§ Aim of the task
Each entry below is to be given again word for word, with no pictures.

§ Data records

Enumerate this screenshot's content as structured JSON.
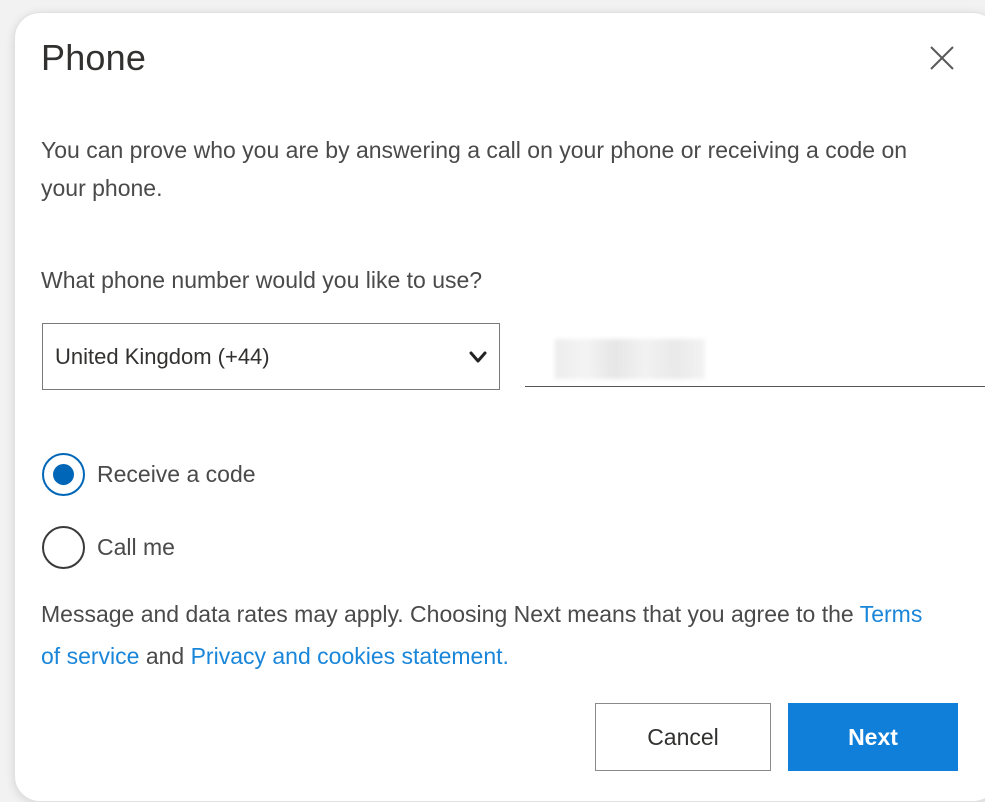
{
  "dialog": {
    "title": "Phone",
    "close_icon": "close-icon",
    "description": "You can prove who you are by answering a call on your phone or receiving a code on your phone.",
    "question": "What phone number would you like to use?",
    "country_select": {
      "selected": "United Kingdom (+44)",
      "icon": "chevron-down-icon"
    },
    "phone_input": {
      "value": ""
    },
    "options": [
      {
        "label": "Receive a code",
        "checked": true
      },
      {
        "label": "Call me",
        "checked": false
      }
    ],
    "legal": {
      "prefix": "Message and data rates may apply. Choosing Next means that you agree to the ",
      "terms_link": "Terms of service",
      "middle": " and ",
      "privacy_link": "Privacy and cookies statement."
    },
    "buttons": {
      "cancel": "Cancel",
      "next": "Next"
    },
    "colors": {
      "accent": "#0f7fd9",
      "link": "#1a86d9",
      "radio_checked": "#0067b8"
    }
  }
}
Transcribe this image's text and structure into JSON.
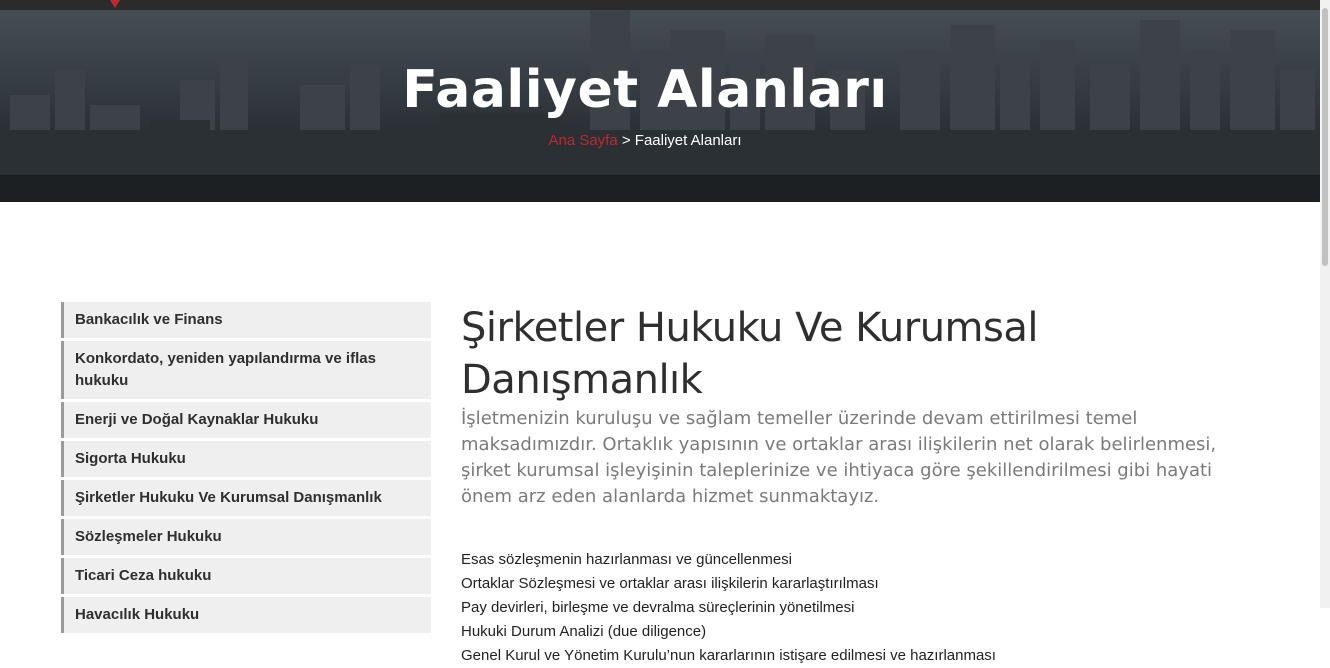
{
  "hero": {
    "title": "Faaliyet Alanları",
    "breadcrumb_home": "Ana Sayfa",
    "breadcrumb_sep": " > ",
    "breadcrumb_current": "Faaliyet Alanları"
  },
  "sidebar": {
    "items": [
      {
        "label": "Bankacılık ve Finans"
      },
      {
        "label": "Konkordato, yeniden yapılandırma ve iflas hukuku"
      },
      {
        "label": "Enerji ve Doğal Kaynaklar Hukuku"
      },
      {
        "label": "Sigorta Hukuku"
      },
      {
        "label": "Şirketler Hukuku Ve Kurumsal Danışmanlık"
      },
      {
        "label": "Sözleşmeler Hukuku"
      },
      {
        "label": "Ticari Ceza hukuku"
      },
      {
        "label": "Havacılık Hukuku"
      }
    ]
  },
  "content": {
    "title": "Şirketler Hukuku Ve Kurumsal Danışmanlık",
    "lead": "İşletmenizin kuruluşu ve sağlam temeller üzerinde devam ettirilmesi temel maksadımızdır. Ortaklık yapısının ve ortaklar arası ilişkilerin net olarak belirlenmesi, şirket kurumsal işleyişinin taleplerinize ve ihtiyaca göre şekillendirilmesi gibi hayati önem arz eden alanlarda hizmet sunmaktayız.",
    "bullets": [
      "Esas sözleşmenin hazırlanması ve güncellenmesi",
      "Ortaklar Sözleşmesi ve ortaklar arası ilişkilerin kararlaştırılması",
      "Pay devirleri, birleşme ve devralma süreçlerinin yönetilmesi",
      "Hukuki Durum Analizi (due diligence)",
      "Genel Kurul ve Yönetim Kurulu’nun kararlarının istişare edilmesi ve hazırlanması"
    ]
  },
  "colors": {
    "accent": "#c0282d",
    "sidebar_bg": "#efefef",
    "topbar": "#2b2b2b"
  }
}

§ Exercise response
Enumerate this screenshot's content as structured JSON.
{
  "dialog": {
    "title": "Phone",
    "close_icon": "close-icon",
    "description": "You can prove who you are by answering a call on your phone or receiving a code on your phone.",
    "question": "What phone number would you like to use?",
    "country_select": {
      "selected": "United Kingdom (+44)",
      "icon": "chevron-down-icon"
    },
    "phone_input": {
      "value": ""
    },
    "options": [
      {
        "label": "Receive a code",
        "checked": true
      },
      {
        "label": "Call me",
        "checked": false
      }
    ],
    "legal": {
      "prefix": "Message and data rates may apply. Choosing Next means that you agree to the ",
      "terms_link": "Terms of service",
      "middle": " and ",
      "privacy_link": "Privacy and cookies statement."
    },
    "buttons": {
      "cancel": "Cancel",
      "next": "Next"
    },
    "colors": {
      "accent": "#0f7fd9",
      "link": "#1a86d9",
      "radio_checked": "#0067b8"
    }
  }
}
Transcribe this image's text and structure into JSON.
{
  "hero": {
    "title": "Faaliyet Alanları",
    "breadcrumb_home": "Ana Sayfa",
    "breadcrumb_sep": " > ",
    "breadcrumb_current": "Faaliyet Alanları"
  },
  "sidebar": {
    "items": [
      {
        "label": "Bankacılık ve Finans"
      },
      {
        "label": "Konkordato, yeniden yapılandırma ve iflas hukuku"
      },
      {
        "label": "Enerji ve Doğal Kaynaklar Hukuku"
      },
      {
        "label": "Sigorta Hukuku"
      },
      {
        "label": "Şirketler Hukuku Ve Kurumsal Danışmanlık"
      },
      {
        "label": "Sözleşmeler Hukuku"
      },
      {
        "label": "Ticari Ceza hukuku"
      },
      {
        "label": "Havacılık Hukuku"
      }
    ]
  },
  "content": {
    "title": "Şirketler Hukuku Ve Kurumsal Danışmanlık",
    "lead": "İşletmenizin kuruluşu ve sağlam temeller üzerinde devam ettirilmesi temel maksadımızdır. Ortaklık yapısının ve ortaklar arası ilişkilerin net olarak belirlenmesi, şirket kurumsal işleyişinin taleplerinize ve ihtiyaca göre şekillendirilmesi gibi hayati önem arz eden alanlarda hizmet sunmaktayız.",
    "bullets": [
      "Esas sözleşmenin hazırlanması ve güncellenmesi",
      "Ortaklar Sözleşmesi ve ortaklar arası ilişkilerin kararlaştırılması",
      "Pay devirleri, birleşme ve devralma süreçlerinin yönetilmesi",
      "Hukuki Durum Analizi (due diligence)",
      "Genel Kurul ve Yönetim Kurulu’nun kararlarının istişare edilmesi ve hazırlanması"
    ]
  },
  "colors": {
    "accent": "#c0282d",
    "sidebar_bg": "#efefef",
    "topbar": "#2b2b2b"
  }
}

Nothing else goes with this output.